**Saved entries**

* Begin *

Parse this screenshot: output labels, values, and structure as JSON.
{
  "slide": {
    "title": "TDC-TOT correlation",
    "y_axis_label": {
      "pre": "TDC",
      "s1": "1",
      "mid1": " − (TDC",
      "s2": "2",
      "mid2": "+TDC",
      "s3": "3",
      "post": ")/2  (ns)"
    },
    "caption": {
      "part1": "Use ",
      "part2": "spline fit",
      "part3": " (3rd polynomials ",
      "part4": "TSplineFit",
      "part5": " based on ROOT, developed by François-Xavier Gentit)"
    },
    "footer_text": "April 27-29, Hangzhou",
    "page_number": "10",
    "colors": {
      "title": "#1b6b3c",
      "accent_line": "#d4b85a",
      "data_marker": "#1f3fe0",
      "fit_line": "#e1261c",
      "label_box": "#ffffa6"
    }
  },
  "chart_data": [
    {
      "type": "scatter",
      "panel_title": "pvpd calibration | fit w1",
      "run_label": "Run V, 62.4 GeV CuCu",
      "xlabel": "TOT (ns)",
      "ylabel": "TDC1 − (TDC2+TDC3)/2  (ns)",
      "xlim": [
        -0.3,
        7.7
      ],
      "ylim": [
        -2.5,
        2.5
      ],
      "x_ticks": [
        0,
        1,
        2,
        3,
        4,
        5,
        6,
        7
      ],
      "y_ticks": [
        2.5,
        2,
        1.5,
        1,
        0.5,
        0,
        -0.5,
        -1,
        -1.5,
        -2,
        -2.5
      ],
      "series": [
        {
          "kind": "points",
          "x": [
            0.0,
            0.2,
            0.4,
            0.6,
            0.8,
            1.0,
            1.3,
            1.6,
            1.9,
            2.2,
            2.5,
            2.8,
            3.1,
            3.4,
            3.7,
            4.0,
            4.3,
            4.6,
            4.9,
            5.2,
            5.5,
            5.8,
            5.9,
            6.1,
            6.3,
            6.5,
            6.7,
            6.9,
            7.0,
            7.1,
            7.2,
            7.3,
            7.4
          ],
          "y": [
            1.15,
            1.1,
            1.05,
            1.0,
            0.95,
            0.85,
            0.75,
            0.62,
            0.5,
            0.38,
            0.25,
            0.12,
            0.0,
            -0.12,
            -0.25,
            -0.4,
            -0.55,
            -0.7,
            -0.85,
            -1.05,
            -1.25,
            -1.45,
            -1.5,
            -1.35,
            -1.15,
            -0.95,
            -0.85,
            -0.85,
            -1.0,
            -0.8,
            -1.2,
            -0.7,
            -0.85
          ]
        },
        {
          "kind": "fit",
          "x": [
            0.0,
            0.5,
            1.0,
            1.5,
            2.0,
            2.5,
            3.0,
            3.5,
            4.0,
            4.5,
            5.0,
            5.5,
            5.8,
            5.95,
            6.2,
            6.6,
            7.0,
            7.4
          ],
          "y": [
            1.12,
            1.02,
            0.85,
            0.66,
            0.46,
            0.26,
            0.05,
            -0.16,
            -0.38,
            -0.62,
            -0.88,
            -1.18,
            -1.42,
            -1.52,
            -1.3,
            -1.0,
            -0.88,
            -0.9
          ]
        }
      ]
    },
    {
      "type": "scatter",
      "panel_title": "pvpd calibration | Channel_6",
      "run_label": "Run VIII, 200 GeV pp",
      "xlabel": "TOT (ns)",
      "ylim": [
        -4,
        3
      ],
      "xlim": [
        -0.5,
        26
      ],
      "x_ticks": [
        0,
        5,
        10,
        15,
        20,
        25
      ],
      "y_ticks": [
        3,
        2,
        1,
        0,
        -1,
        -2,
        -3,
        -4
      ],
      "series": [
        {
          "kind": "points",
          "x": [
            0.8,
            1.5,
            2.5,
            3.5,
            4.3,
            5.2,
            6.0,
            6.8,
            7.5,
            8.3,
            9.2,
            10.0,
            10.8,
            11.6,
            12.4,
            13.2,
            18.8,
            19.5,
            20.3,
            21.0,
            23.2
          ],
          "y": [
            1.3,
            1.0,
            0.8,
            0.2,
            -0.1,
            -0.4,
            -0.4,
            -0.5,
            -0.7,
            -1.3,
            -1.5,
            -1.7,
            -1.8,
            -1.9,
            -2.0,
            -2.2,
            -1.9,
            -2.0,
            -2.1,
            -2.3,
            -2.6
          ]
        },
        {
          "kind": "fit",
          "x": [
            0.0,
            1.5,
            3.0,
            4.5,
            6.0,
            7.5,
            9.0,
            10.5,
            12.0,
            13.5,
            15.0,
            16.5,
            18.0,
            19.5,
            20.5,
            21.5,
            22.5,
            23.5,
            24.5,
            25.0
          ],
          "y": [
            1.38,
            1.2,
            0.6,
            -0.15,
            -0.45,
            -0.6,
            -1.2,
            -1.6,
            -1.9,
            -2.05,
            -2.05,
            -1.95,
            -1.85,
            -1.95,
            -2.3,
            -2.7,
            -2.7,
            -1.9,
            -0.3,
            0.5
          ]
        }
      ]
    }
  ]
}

* End *

**DIRECTIONS FOR THIS TASK**
Every entry needs to be retyped exactly.

**EXERCISE RESULT**
Parse this screenshot: output labels, values, and structure as JSON.
{
  "slide": {
    "title": "TDC-TOT correlation",
    "y_axis_label": {
      "pre": "TDC",
      "s1": "1",
      "mid1": " − (TDC",
      "s2": "2",
      "mid2": "+TDC",
      "s3": "3",
      "post": ")/2  (ns)"
    },
    "caption": {
      "part1": "Use ",
      "part2": "spline fit",
      "part3": " (3rd polynomials ",
      "part4": "TSplineFit",
      "part5": " based on ROOT, developed by François-Xavier Gentit)"
    },
    "footer_text": "April 27-29, Hangzhou",
    "page_number": "10",
    "colors": {
      "title": "#1b6b3c",
      "accent_line": "#d4b85a",
      "data_marker": "#1f3fe0",
      "fit_line": "#e1261c",
      "label_box": "#ffffa6"
    }
  },
  "chart_data": [
    {
      "type": "scatter",
      "panel_title": "pvpd calibration | fit w1",
      "run_label": "Run V, 62.4 GeV CuCu",
      "xlabel": "TOT (ns)",
      "ylabel": "TDC1 − (TDC2+TDC3)/2  (ns)",
      "xlim": [
        -0.3,
        7.7
      ],
      "ylim": [
        -2.5,
        2.5
      ],
      "x_ticks": [
        0,
        1,
        2,
        3,
        4,
        5,
        6,
        7
      ],
      "y_ticks": [
        2.5,
        2,
        1.5,
        1,
        0.5,
        0,
        -0.5,
        -1,
        -1.5,
        -2,
        -2.5
      ],
      "series": [
        {
          "kind": "points",
          "x": [
            0.0,
            0.2,
            0.4,
            0.6,
            0.8,
            1.0,
            1.3,
            1.6,
            1.9,
            2.2,
            2.5,
            2.8,
            3.1,
            3.4,
            3.7,
            4.0,
            4.3,
            4.6,
            4.9,
            5.2,
            5.5,
            5.8,
            5.9,
            6.1,
            6.3,
            6.5,
            6.7,
            6.9,
            7.0,
            7.1,
            7.2,
            7.3,
            7.4
          ],
          "y": [
            1.15,
            1.1,
            1.05,
            1.0,
            0.95,
            0.85,
            0.75,
            0.62,
            0.5,
            0.38,
            0.25,
            0.12,
            0.0,
            -0.12,
            -0.25,
            -0.4,
            -0.55,
            -0.7,
            -0.85,
            -1.05,
            -1.25,
            -1.45,
            -1.5,
            -1.35,
            -1.15,
            -0.95,
            -0.85,
            -0.85,
            -1.0,
            -0.8,
            -1.2,
            -0.7,
            -0.85
          ]
        },
        {
          "kind": "fit",
          "x": [
            0.0,
            0.5,
            1.0,
            1.5,
            2.0,
            2.5,
            3.0,
            3.5,
            4.0,
            4.5,
            5.0,
            5.5,
            5.8,
            5.95,
            6.2,
            6.6,
            7.0,
            7.4
          ],
          "y": [
            1.12,
            1.02,
            0.85,
            0.66,
            0.46,
            0.26,
            0.05,
            -0.16,
            -0.38,
            -0.62,
            -0.88,
            -1.18,
            -1.42,
            -1.52,
            -1.3,
            -1.0,
            -0.88,
            -0.9
          ]
        }
      ]
    },
    {
      "type": "scatter",
      "panel_title": "pvpd calibration | Channel_6",
      "run_label": "Run VIII, 200 GeV pp",
      "xlabel": "TOT (ns)",
      "ylim": [
        -4,
        3
      ],
      "xlim": [
        -0.5,
        26
      ],
      "x_ticks": [
        0,
        5,
        10,
        15,
        20,
        25
      ],
      "y_ticks": [
        3,
        2,
        1,
        0,
        -1,
        -2,
        -3,
        -4
      ],
      "series": [
        {
          "kind": "points",
          "x": [
            0.8,
            1.5,
            2.5,
            3.5,
            4.3,
            5.2,
            6.0,
            6.8,
            7.5,
            8.3,
            9.2,
            10.0,
            10.8,
            11.6,
            12.4,
            13.2,
            18.8,
            19.5,
            20.3,
            21.0,
            23.2
          ],
          "y": [
            1.3,
            1.0,
            0.8,
            0.2,
            -0.1,
            -0.4,
            -0.4,
            -0.5,
            -0.7,
            -1.3,
            -1.5,
            -1.7,
            -1.8,
            -1.9,
            -2.0,
            -2.2,
            -1.9,
            -2.0,
            -2.1,
            -2.3,
            -2.6
          ]
        },
        {
          "kind": "fit",
          "x": [
            0.0,
            1.5,
            3.0,
            4.5,
            6.0,
            7.5,
            9.0,
            10.5,
            12.0,
            13.5,
            15.0,
            16.5,
            18.0,
            19.5,
            20.5,
            21.5,
            22.5,
            23.5,
            24.5,
            25.0
          ],
          "y": [
            1.38,
            1.2,
            0.6,
            -0.15,
            -0.45,
            -0.6,
            -1.2,
            -1.6,
            -1.9,
            -2.05,
            -2.05,
            -1.95,
            -1.85,
            -1.95,
            -2.3,
            -2.7,
            -2.7,
            -1.9,
            -0.3,
            0.5
          ]
        }
      ]
    }
  ]
}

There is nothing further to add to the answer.